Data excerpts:

□ □ □ □ □

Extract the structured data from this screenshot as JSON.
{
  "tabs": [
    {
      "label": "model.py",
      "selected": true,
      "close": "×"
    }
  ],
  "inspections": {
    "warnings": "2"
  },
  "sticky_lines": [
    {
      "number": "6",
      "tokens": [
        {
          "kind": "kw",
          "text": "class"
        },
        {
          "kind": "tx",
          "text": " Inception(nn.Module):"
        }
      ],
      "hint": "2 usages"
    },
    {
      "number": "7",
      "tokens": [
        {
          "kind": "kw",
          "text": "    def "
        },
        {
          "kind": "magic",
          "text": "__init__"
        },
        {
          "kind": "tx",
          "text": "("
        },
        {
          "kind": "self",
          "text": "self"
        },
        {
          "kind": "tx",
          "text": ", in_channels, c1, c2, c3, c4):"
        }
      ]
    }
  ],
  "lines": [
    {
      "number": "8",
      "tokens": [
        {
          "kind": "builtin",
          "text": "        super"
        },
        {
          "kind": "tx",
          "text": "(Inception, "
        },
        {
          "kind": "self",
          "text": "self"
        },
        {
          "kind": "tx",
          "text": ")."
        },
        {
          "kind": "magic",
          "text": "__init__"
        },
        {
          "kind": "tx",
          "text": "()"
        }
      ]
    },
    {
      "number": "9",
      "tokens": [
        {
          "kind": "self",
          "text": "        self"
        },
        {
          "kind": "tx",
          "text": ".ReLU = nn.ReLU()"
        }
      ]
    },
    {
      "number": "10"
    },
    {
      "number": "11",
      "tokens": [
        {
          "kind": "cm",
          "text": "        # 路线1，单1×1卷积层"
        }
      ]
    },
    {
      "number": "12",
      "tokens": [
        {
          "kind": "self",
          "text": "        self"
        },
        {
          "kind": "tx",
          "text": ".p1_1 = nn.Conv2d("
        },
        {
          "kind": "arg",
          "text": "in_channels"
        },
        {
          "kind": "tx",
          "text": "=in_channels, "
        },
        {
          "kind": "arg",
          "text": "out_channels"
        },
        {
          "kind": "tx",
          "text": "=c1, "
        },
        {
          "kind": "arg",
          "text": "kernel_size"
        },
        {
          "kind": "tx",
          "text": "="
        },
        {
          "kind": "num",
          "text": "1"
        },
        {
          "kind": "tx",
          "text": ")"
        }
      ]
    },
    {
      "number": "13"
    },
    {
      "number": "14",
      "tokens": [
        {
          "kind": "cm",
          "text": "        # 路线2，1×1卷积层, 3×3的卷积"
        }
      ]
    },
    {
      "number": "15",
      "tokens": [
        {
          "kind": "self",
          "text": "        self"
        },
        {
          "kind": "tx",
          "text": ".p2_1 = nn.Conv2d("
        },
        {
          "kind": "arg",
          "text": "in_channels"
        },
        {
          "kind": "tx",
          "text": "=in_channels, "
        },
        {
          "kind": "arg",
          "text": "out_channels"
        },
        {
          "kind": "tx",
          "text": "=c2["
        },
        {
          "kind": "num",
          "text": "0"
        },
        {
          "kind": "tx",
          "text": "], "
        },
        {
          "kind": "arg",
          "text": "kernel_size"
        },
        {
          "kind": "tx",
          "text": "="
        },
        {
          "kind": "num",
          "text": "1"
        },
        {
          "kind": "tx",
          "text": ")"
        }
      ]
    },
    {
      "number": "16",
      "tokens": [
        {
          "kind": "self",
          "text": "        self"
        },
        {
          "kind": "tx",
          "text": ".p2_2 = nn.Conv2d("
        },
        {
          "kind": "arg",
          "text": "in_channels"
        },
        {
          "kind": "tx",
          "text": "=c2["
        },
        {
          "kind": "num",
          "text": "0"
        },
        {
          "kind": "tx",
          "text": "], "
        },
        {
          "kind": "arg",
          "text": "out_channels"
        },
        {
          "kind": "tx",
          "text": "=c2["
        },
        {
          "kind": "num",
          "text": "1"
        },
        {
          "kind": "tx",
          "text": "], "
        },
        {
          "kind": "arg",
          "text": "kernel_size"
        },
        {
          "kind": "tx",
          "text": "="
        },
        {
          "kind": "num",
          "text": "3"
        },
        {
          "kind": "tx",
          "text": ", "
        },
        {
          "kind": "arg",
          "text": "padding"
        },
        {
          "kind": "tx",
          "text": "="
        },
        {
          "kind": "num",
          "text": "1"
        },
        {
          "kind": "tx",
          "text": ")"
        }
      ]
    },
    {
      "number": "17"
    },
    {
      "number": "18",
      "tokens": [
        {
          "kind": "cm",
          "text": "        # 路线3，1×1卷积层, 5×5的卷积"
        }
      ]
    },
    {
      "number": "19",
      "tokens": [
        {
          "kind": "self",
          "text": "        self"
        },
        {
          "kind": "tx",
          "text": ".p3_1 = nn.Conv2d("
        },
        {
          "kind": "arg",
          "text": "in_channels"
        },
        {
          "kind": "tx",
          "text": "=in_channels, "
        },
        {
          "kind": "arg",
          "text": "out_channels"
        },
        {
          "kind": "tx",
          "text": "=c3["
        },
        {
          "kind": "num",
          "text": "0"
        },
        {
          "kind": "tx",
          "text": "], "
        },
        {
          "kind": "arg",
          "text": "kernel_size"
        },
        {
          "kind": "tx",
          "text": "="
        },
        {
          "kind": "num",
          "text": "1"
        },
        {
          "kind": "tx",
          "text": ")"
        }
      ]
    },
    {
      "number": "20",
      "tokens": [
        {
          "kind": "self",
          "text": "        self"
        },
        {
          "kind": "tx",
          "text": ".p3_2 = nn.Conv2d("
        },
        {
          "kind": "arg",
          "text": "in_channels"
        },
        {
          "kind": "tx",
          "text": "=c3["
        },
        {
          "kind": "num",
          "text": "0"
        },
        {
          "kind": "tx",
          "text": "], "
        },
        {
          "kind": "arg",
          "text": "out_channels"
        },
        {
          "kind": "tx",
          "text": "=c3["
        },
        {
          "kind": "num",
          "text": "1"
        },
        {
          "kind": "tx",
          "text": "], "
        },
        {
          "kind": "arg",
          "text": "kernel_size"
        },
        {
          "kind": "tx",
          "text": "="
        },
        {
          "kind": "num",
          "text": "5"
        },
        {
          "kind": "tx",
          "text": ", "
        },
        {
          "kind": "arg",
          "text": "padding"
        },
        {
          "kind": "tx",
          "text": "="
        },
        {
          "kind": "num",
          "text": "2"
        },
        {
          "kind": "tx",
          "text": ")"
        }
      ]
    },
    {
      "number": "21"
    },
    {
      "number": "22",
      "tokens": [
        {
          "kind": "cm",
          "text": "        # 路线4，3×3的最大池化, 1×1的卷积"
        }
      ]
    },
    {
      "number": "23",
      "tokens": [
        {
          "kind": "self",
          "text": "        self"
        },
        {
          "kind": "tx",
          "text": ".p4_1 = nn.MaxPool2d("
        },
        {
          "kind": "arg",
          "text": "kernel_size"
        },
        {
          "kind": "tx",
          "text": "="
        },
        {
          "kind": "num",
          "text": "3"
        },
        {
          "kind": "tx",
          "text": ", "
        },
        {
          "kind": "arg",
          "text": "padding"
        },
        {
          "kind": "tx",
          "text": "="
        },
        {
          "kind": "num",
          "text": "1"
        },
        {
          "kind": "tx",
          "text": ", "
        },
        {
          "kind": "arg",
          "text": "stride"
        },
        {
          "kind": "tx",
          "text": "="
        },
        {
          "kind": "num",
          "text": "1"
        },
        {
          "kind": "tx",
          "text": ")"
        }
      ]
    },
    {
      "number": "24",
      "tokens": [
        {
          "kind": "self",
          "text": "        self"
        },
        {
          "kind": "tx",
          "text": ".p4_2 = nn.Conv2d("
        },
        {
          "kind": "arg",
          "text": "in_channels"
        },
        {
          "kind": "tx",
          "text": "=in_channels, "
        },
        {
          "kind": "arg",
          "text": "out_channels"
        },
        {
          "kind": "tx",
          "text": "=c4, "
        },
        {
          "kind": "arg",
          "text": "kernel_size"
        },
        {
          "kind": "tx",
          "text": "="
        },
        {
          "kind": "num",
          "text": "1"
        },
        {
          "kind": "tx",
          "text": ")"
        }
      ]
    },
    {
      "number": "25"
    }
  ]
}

□ □ □ □ □

**Problem to work on**
Locate each line containing the string "Inception" and show it.

**Exercise result**
          "text": " Inception(nn.Module):"
          "text": "(Inception, "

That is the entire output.